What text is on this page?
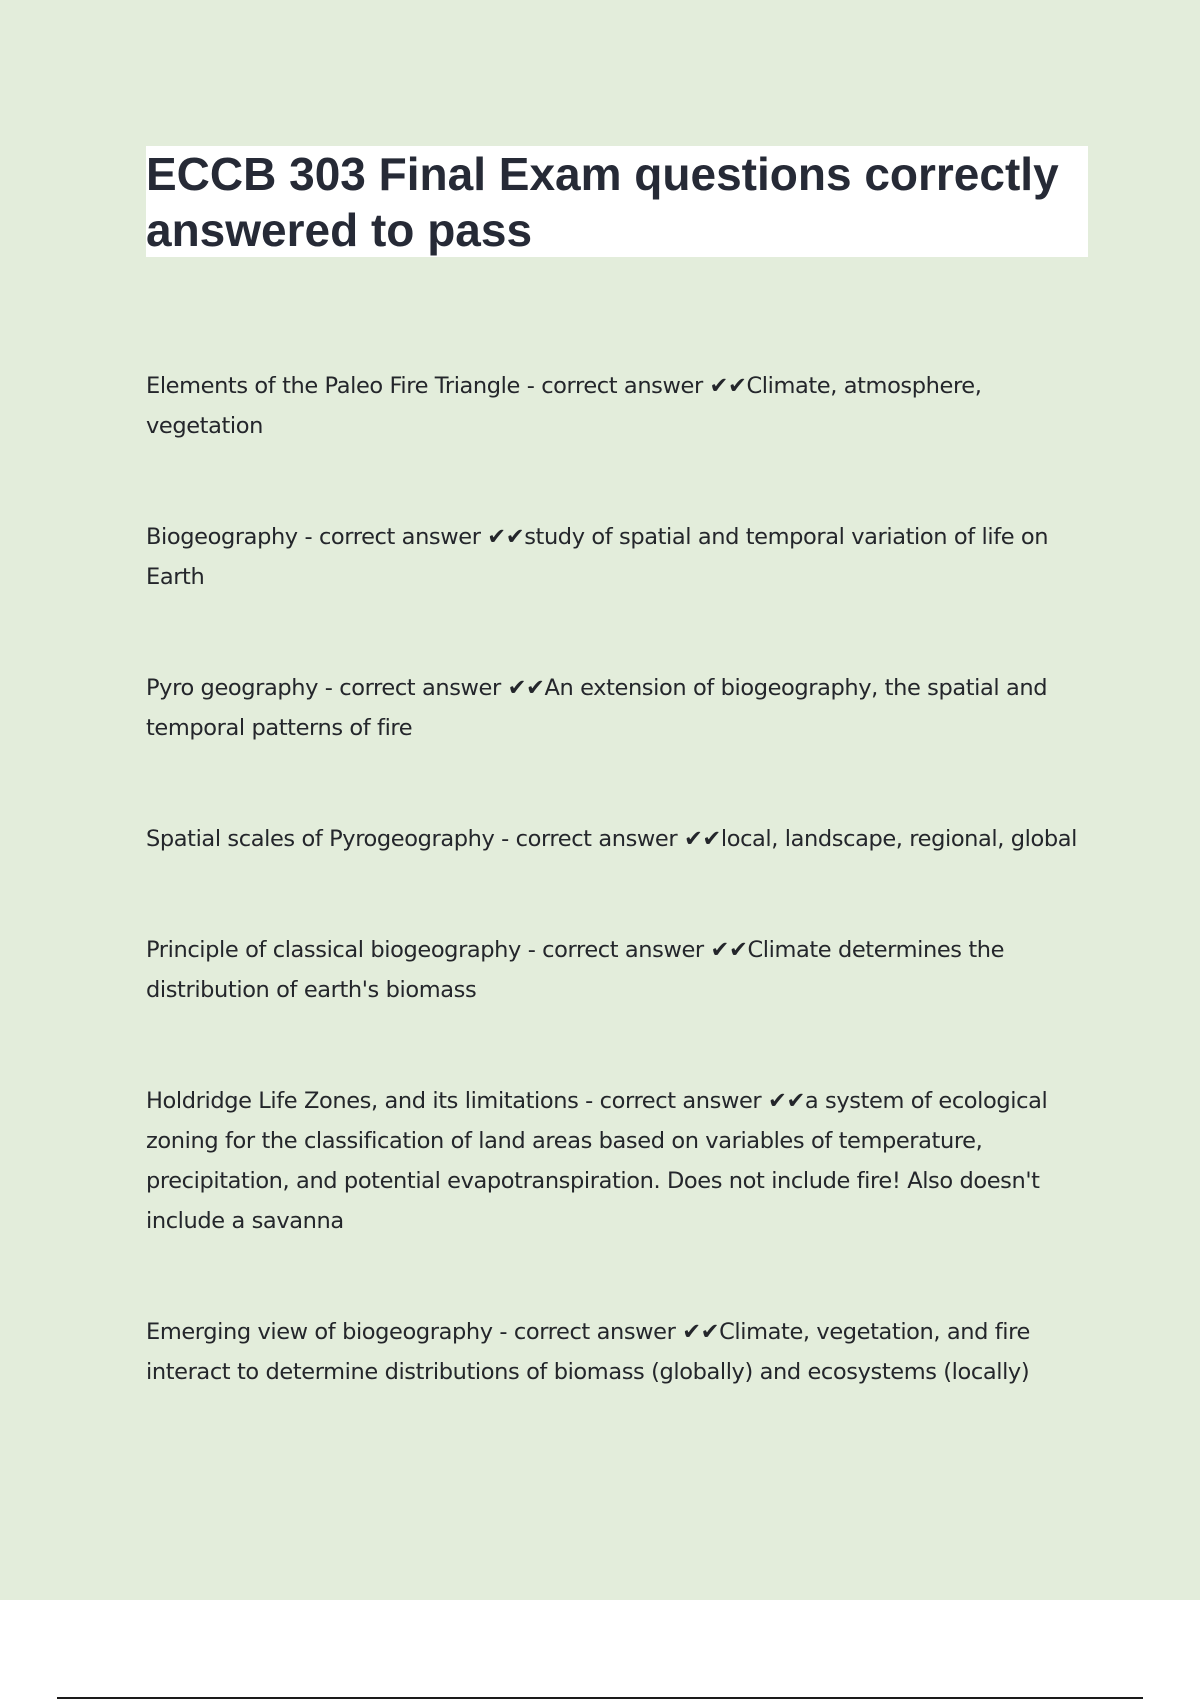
ECCB 303 Final Exam questions correctly answered to pass

Elements of the Paleo Fire Triangle - correct answer ✔✔Climate, atmosphere, vegetation

Biogeography - correct answer ✔✔study of spatial and temporal variation of life on Earth

Pyro geography - correct answer ✔✔An extension of biogeography, the spatial and temporal patterns of fire

Spatial scales of Pyrogeography - correct answer ✔✔local, landscape, regional, global

Principle of classical biogeography - correct answer ✔✔Climate determines the distribution of earth's biomass

Holdridge Life Zones, and its limitations - correct answer ✔✔a system of ecological zoning for the classification of land areas based on variables of temperature, precipitation, and potential evapotranspiration. Does not include fire! Also doesn't include a savanna

Emerging view of biogeography - correct answer ✔✔Climate, vegetation, and fire interact to determine distributions of biomass (globally) and ecosystems (locally)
+---+
TASK OBJECTIVE: Copy each line above where the string "Climate" occurs.

EXERCISE ANSWER:
Elements of the Paleo Fire Triangle - correct answer ✔✔Climate, atmosphere, vegetation
Principle of classical biogeography - correct answer ✔✔Climate determines the distribution of earth's biomass
Emerging view of biogeography - correct answer ✔✔Climate, vegetation, and fire interact to determine distributions of biomass (globally) and ecosystems (locally)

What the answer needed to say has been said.